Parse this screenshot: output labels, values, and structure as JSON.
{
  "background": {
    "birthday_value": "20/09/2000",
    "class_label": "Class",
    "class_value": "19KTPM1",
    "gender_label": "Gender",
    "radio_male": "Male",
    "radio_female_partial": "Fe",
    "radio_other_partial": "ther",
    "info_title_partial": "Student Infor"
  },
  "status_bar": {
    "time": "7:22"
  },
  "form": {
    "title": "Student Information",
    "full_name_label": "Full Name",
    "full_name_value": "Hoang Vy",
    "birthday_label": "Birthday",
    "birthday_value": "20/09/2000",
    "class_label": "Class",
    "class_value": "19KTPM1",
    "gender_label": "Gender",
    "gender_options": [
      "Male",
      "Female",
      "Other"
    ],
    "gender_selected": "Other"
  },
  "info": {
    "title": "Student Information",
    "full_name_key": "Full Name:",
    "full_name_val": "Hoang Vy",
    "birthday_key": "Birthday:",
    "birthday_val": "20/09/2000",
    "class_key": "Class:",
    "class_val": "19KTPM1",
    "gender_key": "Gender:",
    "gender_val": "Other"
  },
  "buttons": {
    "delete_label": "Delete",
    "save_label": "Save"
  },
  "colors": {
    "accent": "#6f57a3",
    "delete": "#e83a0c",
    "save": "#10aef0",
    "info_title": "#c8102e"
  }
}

* * * * * * *

Print all of the entries exactly as they appear.

Parse this screenshot: output labels, values, and structure as JSON.
{
  "background": {
    "birthday_value": "20/09/2000",
    "class_label": "Class",
    "class_value": "19KTPM1",
    "gender_label": "Gender",
    "radio_male": "Male",
    "radio_female_partial": "Fe",
    "radio_other_partial": "ther",
    "info_title_partial": "Student Infor"
  },
  "status_bar": {
    "time": "7:22"
  },
  "form": {
    "title": "Student Information",
    "full_name_label": "Full Name",
    "full_name_value": "Hoang Vy",
    "birthday_label": "Birthday",
    "birthday_value": "20/09/2000",
    "class_label": "Class",
    "class_value": "19KTPM1",
    "gender_label": "Gender",
    "gender_options": [
      "Male",
      "Female",
      "Other"
    ],
    "gender_selected": "Other"
  },
  "info": {
    "title": "Student Information",
    "full_name_key": "Full Name:",
    "full_name_val": "Hoang Vy",
    "birthday_key": "Birthday:",
    "birthday_val": "20/09/2000",
    "class_key": "Class:",
    "class_val": "19KTPM1",
    "gender_key": "Gender:",
    "gender_val": "Other"
  },
  "buttons": {
    "delete_label": "Delete",
    "save_label": "Save"
  },
  "colors": {
    "accent": "#6f57a3",
    "delete": "#e83a0c",
    "save": "#10aef0",
    "info_title": "#c8102e"
  }
}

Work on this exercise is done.